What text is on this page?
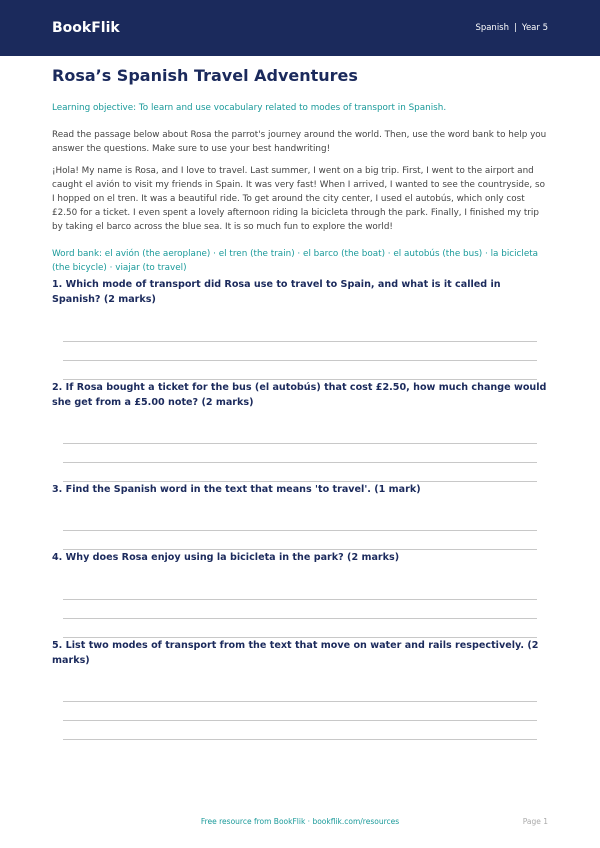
BookFlik	Spanish | Year 5
Rosa’s Spanish Travel Adventures

Learning objective: To learn and use vocabulary related to modes of transport in Spanish.

Read the passage below about Rosa the parrot's journey around the world. Then, use the word bank to help you answer the questions. Make sure to use your best handwriting!

¡Hola! My name is Rosa, and I love to travel. Last summer, I went on a big trip. First, I went to the airport and caught el avión to visit my friends in Spain. It was very fast! When I arrived, I wanted to see the countryside, so I hopped on el tren. It was a beautiful ride. To get around the city center, I used el autobús, which only cost £2.50 for a ticket. I even spent a lovely afternoon riding la bicicleta through the park. Finally, I finished my trip by taking el barco across the blue sea. It is so much fun to explore the world!

Word bank: el avión (the aeroplane) · el tren (the train) · el barco (the boat) · el autobús (the bus) · la bicicleta (the bicycle) · viajar (to travel)

1. Which mode of transport did Rosa use to travel to Spain, and what is it called in Spanish? (2 marks)
2. If Rosa bought a ticket for the bus (el autobús) that cost £2.50, how much change would she get from a £5.00 note? (2 marks)
3. Find the Spanish word in the text that means 'to travel'. (1 mark)
4. Why does Rosa enjoy using la bicicleta in the park? (2 marks)
5. List two modes of transport from the text that move on water and rails respectively. (2 marks)
Free resource from BookFlik · bookflik.com/resources	Page 1
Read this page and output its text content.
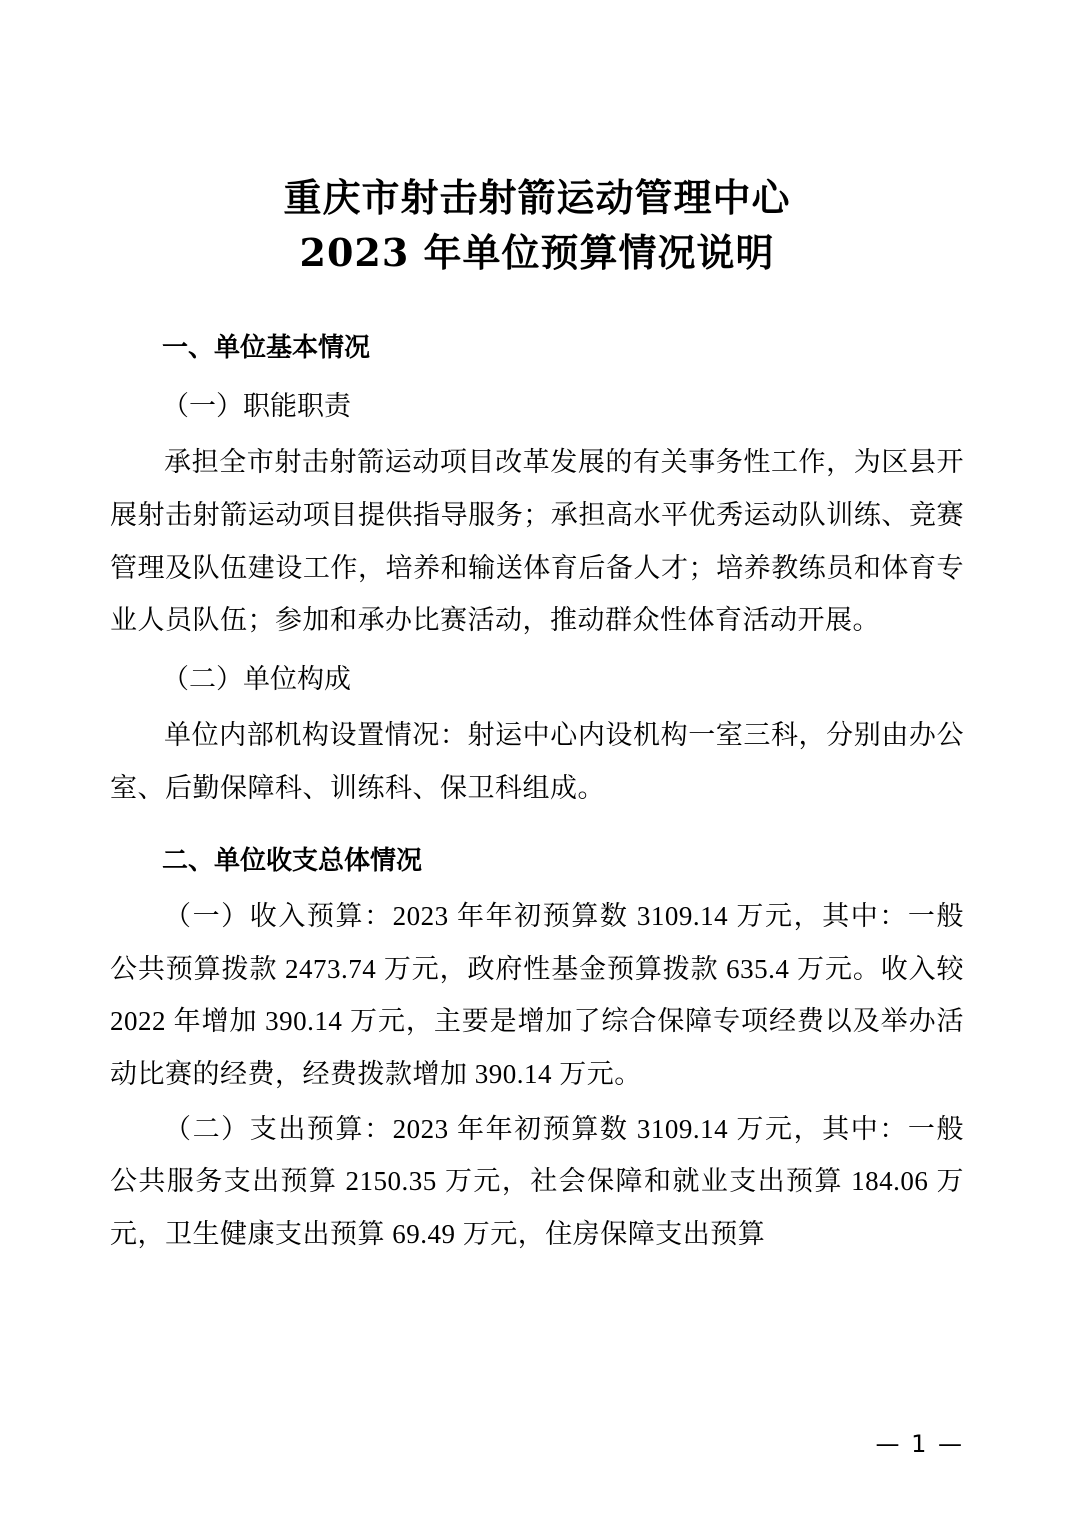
重庆市射击射箭运动管理中心
2023 年单位预算情况说明
一、单位基本情况
（一）职能职责

承担全市射击射箭运动项目改革发展的有关事务性工作，为区县开展射击射箭运动项目提供指导服务；承担高水平优秀运动队训练、竞赛管理及队伍建设工作，培养和输送体育后备人才；培养教练员和体育专业人员队伍；参加和承办比赛活动，推动群众性体育活动开展。

（二）单位构成

单位内部机构设置情况：射运中心内设机构一室三科，分别由办公室、后勤保障科、训练科、保卫科组成。

二、单位收支总体情况

（一）收入预算：2023 年年初预算数 3109.14 万元，其中：一般公共预算拨款 2473.74 万元，政府性基金预算拨款 635.4 万元。收入较 2022 年增加 390.14 万元，主要是增加了综合保障专项经费以及举办活动比赛的经费，经费拨款增加 390.14 万元。

（二）支出预算：2023 年年初预算数 3109.14 万元，其中：一般公共服务支出预算 2150.35 万元，社会保障和就业支出预算 184.06 万元，卫生健康支出预算 69.49 万元，住房保障支出预算

— 1 —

| WHAT YOU SHOULD DO |
Report the number of lines of the listing above that hold the string "bank", with no other text.

| THE COMPLETED TASK |
2